AIM: Set down exactly the lines from the one containing "Serialize everything readable" through the last line of the records below, both included, and nothing else.
Start ENTRIES SUPPLIED
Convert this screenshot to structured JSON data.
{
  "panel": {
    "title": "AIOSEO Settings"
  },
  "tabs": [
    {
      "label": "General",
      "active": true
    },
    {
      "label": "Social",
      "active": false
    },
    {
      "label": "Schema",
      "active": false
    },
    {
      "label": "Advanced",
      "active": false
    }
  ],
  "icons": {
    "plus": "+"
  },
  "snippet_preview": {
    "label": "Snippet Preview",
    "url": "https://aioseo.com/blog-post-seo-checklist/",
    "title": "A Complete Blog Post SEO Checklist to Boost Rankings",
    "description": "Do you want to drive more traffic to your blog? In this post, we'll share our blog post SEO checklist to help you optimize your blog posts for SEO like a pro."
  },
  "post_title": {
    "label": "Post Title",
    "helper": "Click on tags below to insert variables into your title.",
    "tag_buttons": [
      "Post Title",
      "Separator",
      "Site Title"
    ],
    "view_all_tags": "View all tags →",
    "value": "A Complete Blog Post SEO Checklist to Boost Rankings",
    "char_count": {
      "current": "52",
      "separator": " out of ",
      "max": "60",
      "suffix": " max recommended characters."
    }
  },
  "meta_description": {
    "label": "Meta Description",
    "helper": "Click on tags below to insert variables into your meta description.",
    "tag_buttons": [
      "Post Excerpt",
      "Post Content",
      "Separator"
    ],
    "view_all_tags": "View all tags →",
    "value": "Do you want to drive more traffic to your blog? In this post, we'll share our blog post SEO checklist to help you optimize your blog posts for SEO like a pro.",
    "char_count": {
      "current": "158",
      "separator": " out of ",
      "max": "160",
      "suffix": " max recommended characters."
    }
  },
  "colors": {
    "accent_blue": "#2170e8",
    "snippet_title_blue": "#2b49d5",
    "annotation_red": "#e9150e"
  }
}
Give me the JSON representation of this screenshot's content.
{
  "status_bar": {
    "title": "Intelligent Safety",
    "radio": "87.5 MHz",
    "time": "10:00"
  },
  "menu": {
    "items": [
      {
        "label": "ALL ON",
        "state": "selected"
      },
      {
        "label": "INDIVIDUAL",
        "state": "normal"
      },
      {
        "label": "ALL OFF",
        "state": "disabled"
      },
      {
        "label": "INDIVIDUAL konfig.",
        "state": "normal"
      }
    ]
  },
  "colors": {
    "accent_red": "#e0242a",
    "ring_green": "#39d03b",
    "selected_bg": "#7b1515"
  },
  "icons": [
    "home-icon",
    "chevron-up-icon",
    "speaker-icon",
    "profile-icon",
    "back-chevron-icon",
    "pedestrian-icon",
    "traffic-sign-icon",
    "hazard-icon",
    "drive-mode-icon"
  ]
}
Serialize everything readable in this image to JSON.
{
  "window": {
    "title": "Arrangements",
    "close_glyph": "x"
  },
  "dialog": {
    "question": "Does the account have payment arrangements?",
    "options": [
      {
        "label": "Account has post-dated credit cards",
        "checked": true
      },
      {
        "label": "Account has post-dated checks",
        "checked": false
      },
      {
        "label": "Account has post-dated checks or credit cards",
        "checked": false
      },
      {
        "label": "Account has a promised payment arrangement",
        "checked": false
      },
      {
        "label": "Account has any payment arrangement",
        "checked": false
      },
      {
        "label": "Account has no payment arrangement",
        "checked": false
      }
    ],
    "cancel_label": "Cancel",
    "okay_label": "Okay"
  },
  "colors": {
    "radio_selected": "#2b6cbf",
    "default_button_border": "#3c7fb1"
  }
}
End ENTRIES SUPPLIED
SOLUTION BELOW:
Serialize everything readable in this image to JSON.
{
  "window": {
    "title": "Arrangements",
    "close_glyph": "x"
  },
  "dialog": {
    "question": "Does the account have payment arrangements?",
    "options": [
      {
        "label": "Account has post-dated credit cards",
        "checked": true
      },
      {
        "label": "Account has post-dated checks",
        "checked": false
      },
      {
        "label": "Account has post-dated checks or credit cards",
        "checked": false
      },
      {
        "label": "Account has a promised payment arrangement",
        "checked": false
      },
      {
        "label": "Account has any payment arrangement",
        "checked": false
      },
      {
        "label": "Account has no payment arrangement",
        "checked": false
      }
    ],
    "cancel_label": "Cancel",
    "okay_label": "Okay"
  },
  "colors": {
    "radio_selected": "#2b6cbf",
    "default_button_border": "#3c7fb1"
  }
}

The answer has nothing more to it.